● TASK PROMPT: Omit every picture and write out the rest of the records exactly.

● INPUT MATERIAL:
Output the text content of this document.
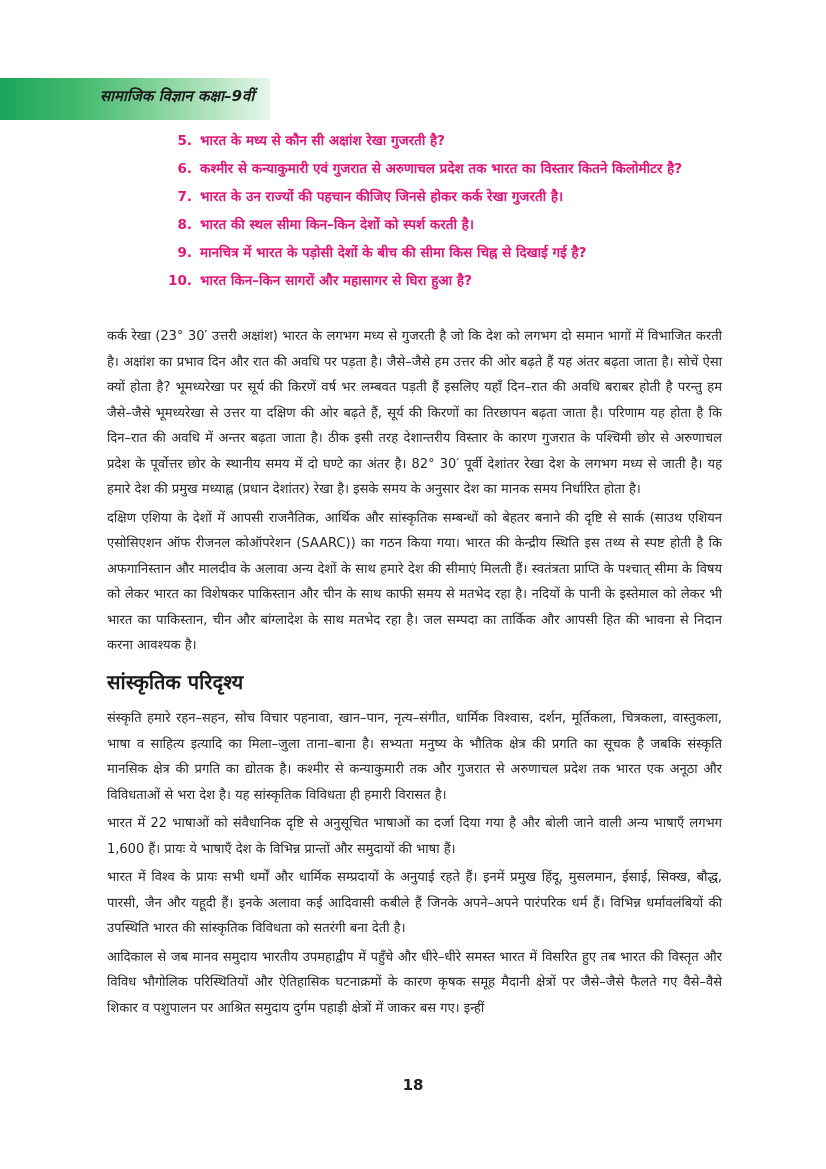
सामाजिक विज्ञान कक्षा–9वीं
5. भारत के मध्य से कौन सी अक्षांश रेखा गुजरती है?
6. कश्मीर से कन्याकुमारी एवं गुजरात से अरुणाचल प्रदेश तक भारत का विस्तार कितने किलोमीटर है?
7. भारत के उन राज्यों की पहचान कीजिए जिनसे होकर कर्क रेखा गुजरती है।
8. भारत की स्थल सीमा किन–किन देशों को स्पर्श करती है।
9. मानचित्र में भारत के पड़ोसी देशों के बीच की सीमा किस चिह्न से दिखाई गई है?
10. भारत किन–किन सागरों और महासागर से घिरा हुआ है?

कर्क रेखा (23° 30′ उत्तरी अक्षांश) भारत के लगभग मध्य से गुजरती है जो कि देश को लगभग दो समान भागों में विभाजित करती है। अक्षांश का प्रभाव दिन और रात की अवधि पर पड़ता है। जैसे–जैसे हम उत्तर की ओर बढ़ते हैं यह अंतर बढ़ता जाता है। सोचें ऐसा क्यों होता है? भूमध्यरेखा पर सूर्य की किरणें वर्ष भर लम्बवत पड़ती हैं इसलिए यहाँ दिन–रात की अवधि बराबर होती है परन्तु हम जैसे–जैसे भूमध्यरेखा से उत्तर या दक्षिण की ओर बढ़ते हैं, सूर्य की किरणों का तिरछापन बढ़ता जाता है। परिणाम यह होता है कि दिन–रात की अवधि में अन्तर बढ़ता जाता है। ठीक इसी तरह देशान्तरीय विस्तार के कारण गुजरात के पश्चिमी छोर से अरुणाचल प्रदेश के पूर्वोत्तर छोर के स्थानीय समय में दो घण्टे का अंतर है। 82° 30′ पूर्वी देशांतर रेखा देश के लगभग मध्य से जाती है। यह हमारे देश की प्रमुख मध्याह्न (प्रधान देशांतर) रेखा है। इसके समय के अनुसार देश का मानक समय निर्धारित होता है।

दक्षिण एशिया के देशों में आपसी राजनैतिक, आर्थिक और सांस्कृतिक सम्बन्धों को बेहतर बनाने की दृष्टि से सार्क (साउथ एशियन एसोसिएशन ऑफ रीजनल कोऑपरेशन (SAARC)) का गठन किया गया। भारत की केन्द्रीय स्थिति इस तथ्य से स्पष्ट होती है कि अफगानिस्तान और मालदीव के अलावा अन्य देशों के साथ हमारे देश की सीमाएं मिलती हैं। स्वतंत्रता प्राप्ति के पश्चात् सीमा के विषय को लेकर भारत का विशेषकर पाकिस्तान और चीन के साथ काफी समय से मतभेद रहा है। नदियों के पानी के इस्तेमाल को लेकर भी भारत का पाकिस्तान, चीन और बांग्लादेश के साथ मतभेद रहा है। जल सम्पदा का तार्किक और आपसी हित की भावना से निदान करना आवश्यक है।

सांस्कृतिक परिदृश्य

संस्कृति हमारे रहन–सहन, सोच विचार पहनावा, खान–पान, नृत्य–संगीत, धार्मिक विश्वास, दर्शन, मूर्तिकला, चित्रकला, वास्तुकला, भाषा व साहित्य इत्यादि का मिला–जुला ताना–बाना है। सभ्यता मनुष्य के भौतिक क्षेत्र की प्रगति का सूचक है जबकि संस्कृति मानसिक क्षेत्र की प्रगति का द्योतक है। कश्मीर से कन्याकुमारी तक और गुजरात से अरुणाचल प्रदेश तक भारत एक अनूठा और विविधताओं से भरा देश है। यह सांस्कृतिक विविधता ही हमारी विरासत है।

भारत में 22 भाषाओं को संवैधानिक दृष्टि से अनुसूचित भाषाओं का दर्जा दिया गया है और बोली जाने वाली अन्य भाषाएँ लगभग 1,600 हैं। प्रायः ये भाषाएँ देश के विभिन्न प्रान्तों और समुदायों की भाषा हैं।

भारत में विश्व के प्रायः सभी धर्मों और धार्मिक सम्प्रदायों के अनुयाई रहते हैं। इनमें प्रमुख हिंदू, मुसलमान, ईसाई, सिक्ख, बौद्ध, पारसी, जैन और यहूदी हैं। इनके अलावा कई आदिवासी कबीले हैं जिनके अपने–अपने पारंपरिक धर्म हैं। विभिन्न धर्मावलंबियों की उपस्थिति भारत की सांस्कृतिक विविधता को सतरंगी बना देती है।

आदिकाल से जब मानव समुदाय भारतीय उपमहाद्वीप में पहुँचे और धीरे–धीरे समस्त भारत में विसरित हुए तब भारत की विस्तृत और विविध भौगोलिक परिस्थितियों और ऐतिहासिक घटनाक्रमों के कारण कृषक समूह मैदानी क्षेत्रों पर जैसे–जैसे फैलते गए वैसे–वैसे शिकार व पशुपालन पर आश्रित समुदाय दुर्गम पहाड़ी क्षेत्रों में जाकर बस गए। इन्हीं

18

● OUTPUT FOR THIS EXERCISE:
Output the text content of this document.
सामाजिक विज्ञान कक्षा–9वीं
5. भारत के मध्य से कौन सी अक्षांश रेखा गुजरती है?
6. कश्मीर से कन्याकुमारी एवं गुजरात से अरुणाचल प्रदेश तक भारत का विस्तार कितने किलोमीटर है?
7. भारत के उन राज्यों की पहचान कीजिए जिनसे होकर कर्क रेखा गुजरती है।
8. भारत की स्थल सीमा किन–किन देशों को स्पर्श करती है।
9. मानचित्र में भारत के पड़ोसी देशों के बीच की सीमा किस चिह्न से दिखाई गई है?
10. भारत किन–किन सागरों और महासागर से घिरा हुआ है?

कर्क रेखा (23° 30′ उत्तरी अक्षांश) भारत के लगभग मध्य से गुजरती है जो कि देश को लगभग दो समान भागों में विभाजित करती है। अक्षांश का प्रभाव दिन और रात की अवधि पर पड़ता है। जैसे–जैसे हम उत्तर की ओर बढ़ते हैं यह अंतर बढ़ता जाता है। सोचें ऐसा क्यों होता है? भूमध्यरेखा पर सूर्य की किरणें वर्ष भर लम्बवत पड़ती हैं इसलिए यहाँ दिन–रात की अवधि बराबर होती है परन्तु हम जैसे–जैसे भूमध्यरेखा से उत्तर या दक्षिण की ओर बढ़ते हैं, सूर्य की किरणों का तिरछापन बढ़ता जाता है। परिणाम यह होता है कि दिन–रात की अवधि में अन्तर बढ़ता जाता है। ठीक इसी तरह देशान्तरीय विस्तार के कारण गुजरात के पश्चिमी छोर से अरुणाचल प्रदेश के पूर्वोत्तर छोर के स्थानीय समय में दो घण्टे का अंतर है। 82° 30′ पूर्वी देशांतर रेखा देश के लगभग मध्य से जाती है। यह हमारे देश की प्रमुख मध्याह्न (प्रधान देशांतर) रेखा है। इसके समय के अनुसार देश का मानक समय निर्धारित होता है।

दक्षिण एशिया के देशों में आपसी राजनैतिक, आर्थिक और सांस्कृतिक सम्बन्धों को बेहतर बनाने की दृष्टि से सार्क (साउथ एशियन एसोसिएशन ऑफ रीजनल कोऑपरेशन (SAARC)) का गठन किया गया। भारत की केन्द्रीय स्थिति इस तथ्य से स्पष्ट होती है कि अफगानिस्तान और मालदीव के अलावा अन्य देशों के साथ हमारे देश की सीमाएं मिलती हैं। स्वतंत्रता प्राप्ति के पश्चात् सीमा के विषय को लेकर भारत का विशेषकर पाकिस्तान और चीन के साथ काफी समय से मतभेद रहा है। नदियों के पानी के इस्तेमाल को लेकर भी भारत का पाकिस्तान, चीन और बांग्लादेश के साथ मतभेद रहा है। जल सम्पदा का तार्किक और आपसी हित की भावना से निदान करना आवश्यक है।

सांस्कृतिक परिदृश्य

संस्कृति हमारे रहन–सहन, सोच विचार पहनावा, खान–पान, नृत्य–संगीत, धार्मिक विश्वास, दर्शन, मूर्तिकला, चित्रकला, वास्तुकला, भाषा व साहित्य इत्यादि का मिला–जुला ताना–बाना है। सभ्यता मनुष्य के भौतिक क्षेत्र की प्रगति का सूचक है जबकि संस्कृति मानसिक क्षेत्र की प्रगति का द्योतक है। कश्मीर से कन्याकुमारी तक और गुजरात से अरुणाचल प्रदेश तक भारत एक अनूठा और विविधताओं से भरा देश है। यह सांस्कृतिक विविधता ही हमारी विरासत है।

भारत में 22 भाषाओं को संवैधानिक दृष्टि से अनुसूचित भाषाओं का दर्जा दिया गया है और बोली जाने वाली अन्य भाषाएँ लगभग 1,600 हैं। प्रायः ये भाषाएँ देश के विभिन्न प्रान्तों और समुदायों की भाषा हैं।

भारत में विश्व के प्रायः सभी धर्मों और धार्मिक सम्प्रदायों के अनुयाई रहते हैं। इनमें प्रमुख हिंदू, मुसलमान, ईसाई, सिक्ख, बौद्ध, पारसी, जैन और यहूदी हैं। इनके अलावा कई आदिवासी कबीले हैं जिनके अपने–अपने पारंपरिक धर्म हैं। विभिन्न धर्मावलंबियों की उपस्थिति भारत की सांस्कृतिक विविधता को सतरंगी बना देती है।

आदिकाल से जब मानव समुदाय भारतीय उपमहाद्वीप में पहुँचे और धीरे–धीरे समस्त भारत में विसरित हुए तब भारत की विस्तृत और विविध भौगोलिक परिस्थितियों और ऐतिहासिक घटनाक्रमों के कारण कृषक समूह मैदानी क्षेत्रों पर जैसे–जैसे फैलते गए वैसे–वैसे शिकार व पशुपालन पर आश्रित समुदाय दुर्गम पहाड़ी क्षेत्रों में जाकर बस गए। इन्हीं

18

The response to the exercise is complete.